§ Prompt
What lines in the data below mention the string "tests"? Copy them out.

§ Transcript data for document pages
-- Opening Marker --

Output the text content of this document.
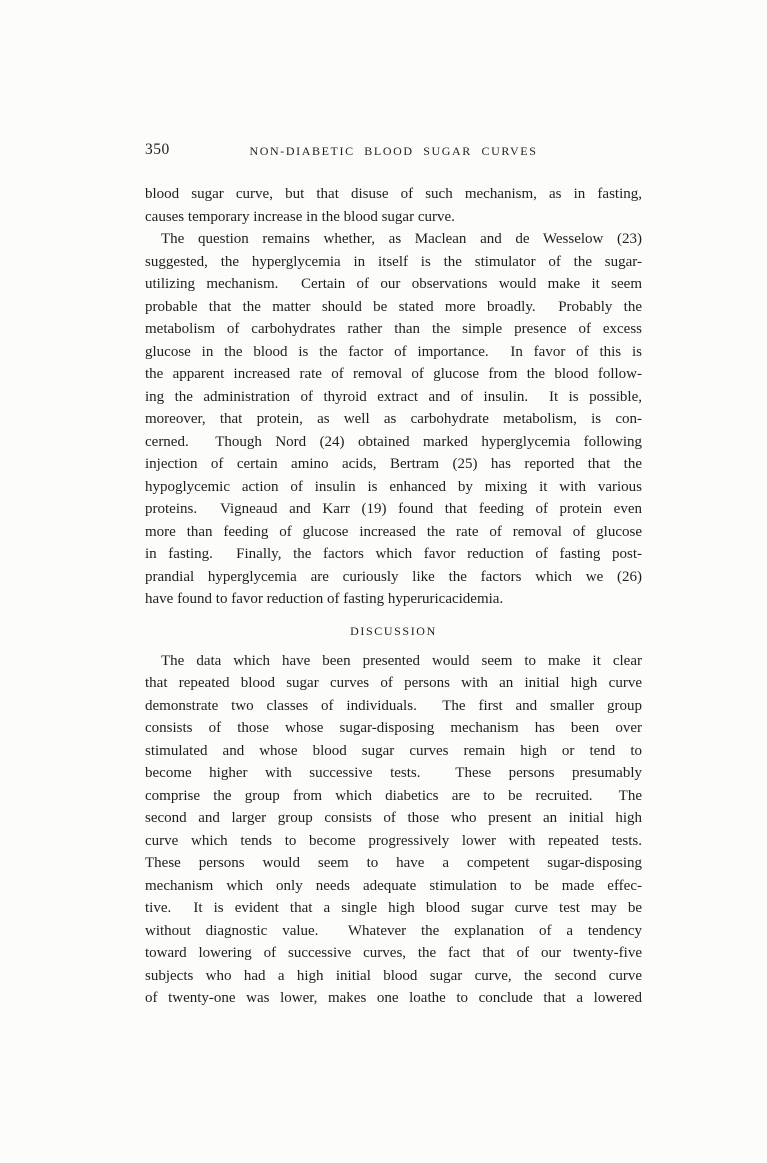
350	NON-DIABETIC BLOOD SUGAR CURVES
blood sugar curve, but that disuse of such mechanism, as in fasting,
causes temporary increase in the blood sugar curve.
The question remains whether, as Maclean and de Wesselow (23)
suggested, the hyperglycemia in itself is the stimulator of the sugar-
utilizing mechanism.  Certain of our observations would make it seem
probable that the matter should be stated more broadly.  Probably the
metabolism of carbohydrates rather than the simple presence of excess
glucose in the blood is the factor of importance.  In favor of this is
the apparent increased rate of removal of glucose from the blood follow-
ing the administration of thyroid extract and of insulin.  It is possible,
moreover, that protein, as well as carbohydrate metabolism, is con-
cerned.  Though Nord (24) obtained marked hyperglycemia following
injection of certain amino acids, Bertram (25) has reported that the
hypoglycemic action of insulin is enhanced by mixing it with various
proteins.  Vigneaud and Karr (19) found that feeding of protein even
more than feeding of glucose increased the rate of removal of glucose
in fasting.  Finally, the factors which favor reduction of fasting post-
prandial hyperglycemia are curiously like the factors which we (26)
have found to favor reduction of fasting hyperuricacidemia.
DISCUSSION
The data which have been presented would seem to make it clear
that repeated blood sugar curves of persons with an initial high curve
demonstrate two classes of individuals.  The first and smaller group
consists of those whose sugar-disposing mechanism has been over
stimulated and whose blood sugar curves remain high or tend to
become higher with successive tests.  These persons presumably
comprise the group from which diabetics are to be recruited.  The
second and larger group consists of those who present an initial high
curve which tends to become progressively lower with repeated tests.
These persons would seem to have a competent sugar-disposing
mechanism which only needs adequate stimulation to be made effec-
tive.  It is evident that a single high blood sugar curve test may be
without diagnostic value.  Whatever the explanation of a tendency
toward lowering of successive curves, the fact that of our twenty-five
subjects who had a high initial blood sugar curve, the second curve
of twenty-one was lower, makes one loathe to conclude that a lowered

-- Closing Marker --

§ Exercise output
become higher with successive tests.  These persons presumably
curve which tends to become progressively lower with repeated tests.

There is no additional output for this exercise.